Problem requirements:
Using the records below, locate all lines containing "JSON" and return them.

Records excerpted from a collection:

=====

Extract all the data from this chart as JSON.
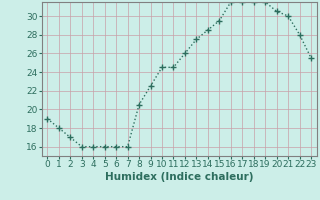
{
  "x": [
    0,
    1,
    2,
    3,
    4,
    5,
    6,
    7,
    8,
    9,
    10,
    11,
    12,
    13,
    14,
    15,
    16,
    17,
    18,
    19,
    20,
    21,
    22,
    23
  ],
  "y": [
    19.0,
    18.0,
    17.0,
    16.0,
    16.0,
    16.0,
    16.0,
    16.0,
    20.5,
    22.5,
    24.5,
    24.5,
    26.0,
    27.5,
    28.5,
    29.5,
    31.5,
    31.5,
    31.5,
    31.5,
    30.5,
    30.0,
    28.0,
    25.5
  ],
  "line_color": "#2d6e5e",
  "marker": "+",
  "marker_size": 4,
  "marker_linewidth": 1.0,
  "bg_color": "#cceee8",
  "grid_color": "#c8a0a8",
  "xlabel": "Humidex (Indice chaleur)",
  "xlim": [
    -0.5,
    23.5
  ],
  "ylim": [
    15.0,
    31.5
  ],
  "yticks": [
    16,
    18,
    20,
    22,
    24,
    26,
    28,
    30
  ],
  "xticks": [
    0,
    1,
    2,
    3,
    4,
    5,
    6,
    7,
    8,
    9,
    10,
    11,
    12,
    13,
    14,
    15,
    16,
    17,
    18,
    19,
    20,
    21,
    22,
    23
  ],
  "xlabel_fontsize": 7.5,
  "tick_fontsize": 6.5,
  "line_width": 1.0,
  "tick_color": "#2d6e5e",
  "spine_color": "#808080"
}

=====

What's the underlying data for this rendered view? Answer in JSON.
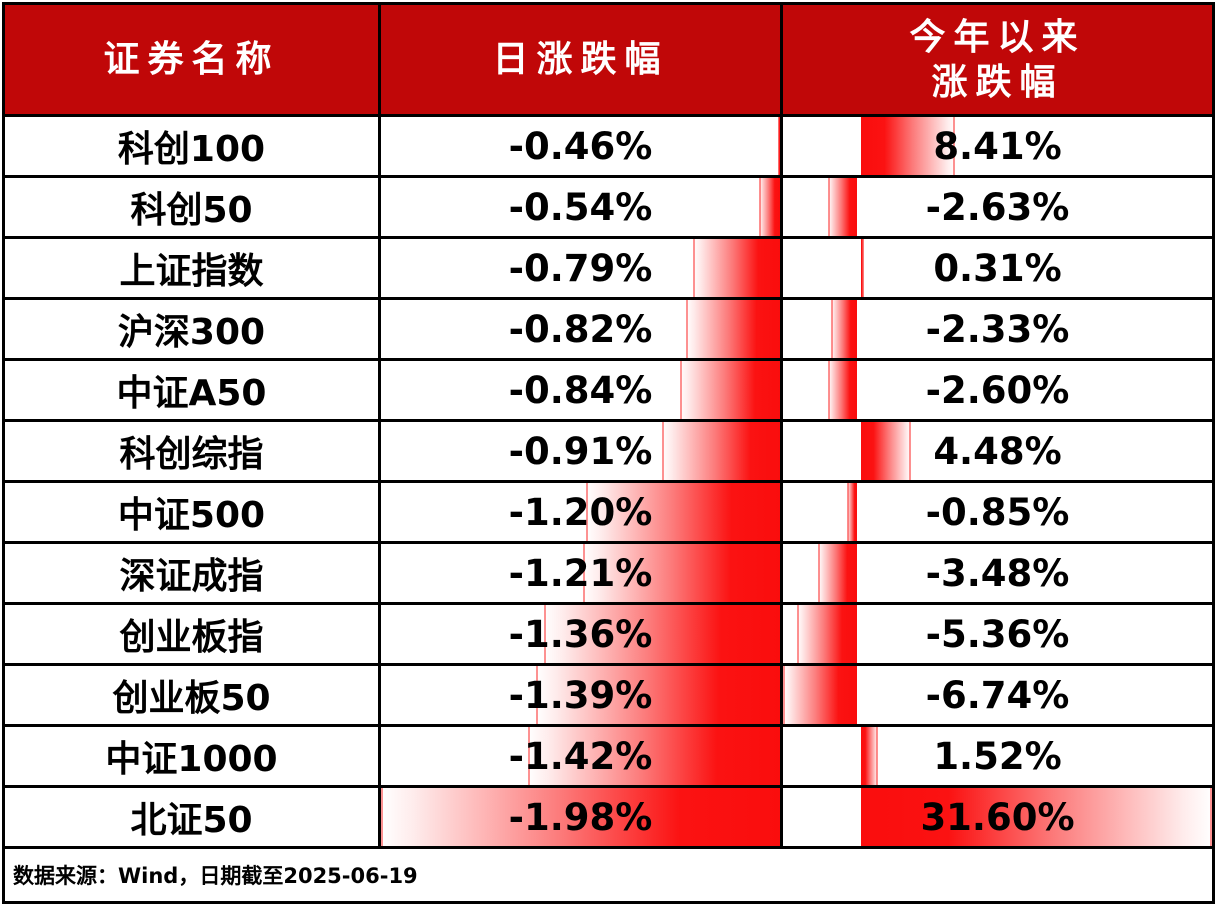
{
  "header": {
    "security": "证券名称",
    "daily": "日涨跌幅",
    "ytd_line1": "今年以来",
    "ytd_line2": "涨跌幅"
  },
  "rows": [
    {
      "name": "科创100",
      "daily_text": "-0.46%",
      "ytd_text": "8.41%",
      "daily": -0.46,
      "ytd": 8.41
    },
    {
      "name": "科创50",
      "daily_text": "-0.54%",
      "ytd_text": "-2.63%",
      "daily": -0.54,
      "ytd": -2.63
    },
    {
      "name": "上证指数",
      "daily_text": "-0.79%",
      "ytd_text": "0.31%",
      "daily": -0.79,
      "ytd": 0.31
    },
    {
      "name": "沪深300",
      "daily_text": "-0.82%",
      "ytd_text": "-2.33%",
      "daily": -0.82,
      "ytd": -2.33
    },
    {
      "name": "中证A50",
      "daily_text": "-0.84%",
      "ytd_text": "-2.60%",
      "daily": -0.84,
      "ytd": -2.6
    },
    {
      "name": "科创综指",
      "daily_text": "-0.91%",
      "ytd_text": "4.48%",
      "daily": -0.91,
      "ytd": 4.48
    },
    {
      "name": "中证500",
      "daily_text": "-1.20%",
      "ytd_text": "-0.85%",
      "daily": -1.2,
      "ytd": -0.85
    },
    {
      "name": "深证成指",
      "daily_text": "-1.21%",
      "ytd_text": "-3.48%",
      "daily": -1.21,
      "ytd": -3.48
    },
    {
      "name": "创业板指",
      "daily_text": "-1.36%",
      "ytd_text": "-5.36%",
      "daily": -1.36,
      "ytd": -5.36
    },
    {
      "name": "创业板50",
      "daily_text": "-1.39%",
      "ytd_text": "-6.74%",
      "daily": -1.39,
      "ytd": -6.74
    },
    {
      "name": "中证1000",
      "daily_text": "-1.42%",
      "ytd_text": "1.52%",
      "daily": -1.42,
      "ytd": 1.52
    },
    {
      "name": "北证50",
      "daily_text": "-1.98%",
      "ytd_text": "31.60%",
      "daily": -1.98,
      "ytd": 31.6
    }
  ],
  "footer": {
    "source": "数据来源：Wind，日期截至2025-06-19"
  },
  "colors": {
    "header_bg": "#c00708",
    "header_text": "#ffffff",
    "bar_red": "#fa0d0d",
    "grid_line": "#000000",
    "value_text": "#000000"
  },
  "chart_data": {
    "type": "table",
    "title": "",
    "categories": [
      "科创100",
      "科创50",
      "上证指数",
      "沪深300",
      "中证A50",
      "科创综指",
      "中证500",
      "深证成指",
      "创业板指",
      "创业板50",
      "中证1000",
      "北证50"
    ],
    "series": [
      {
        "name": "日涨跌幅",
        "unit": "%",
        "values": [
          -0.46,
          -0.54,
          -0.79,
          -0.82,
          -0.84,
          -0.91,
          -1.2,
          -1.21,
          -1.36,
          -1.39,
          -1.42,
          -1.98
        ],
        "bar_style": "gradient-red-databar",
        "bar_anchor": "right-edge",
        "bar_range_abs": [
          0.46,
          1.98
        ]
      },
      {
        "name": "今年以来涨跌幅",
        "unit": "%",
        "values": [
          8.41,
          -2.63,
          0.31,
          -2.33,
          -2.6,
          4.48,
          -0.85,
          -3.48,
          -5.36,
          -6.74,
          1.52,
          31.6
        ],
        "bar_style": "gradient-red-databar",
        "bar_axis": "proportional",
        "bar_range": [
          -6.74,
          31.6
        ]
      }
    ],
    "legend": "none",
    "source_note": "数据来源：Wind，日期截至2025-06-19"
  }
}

=====

The result:
Extract all the data from this chart as JSON.
What's the underlying data for this rendered view? Answer in JSON.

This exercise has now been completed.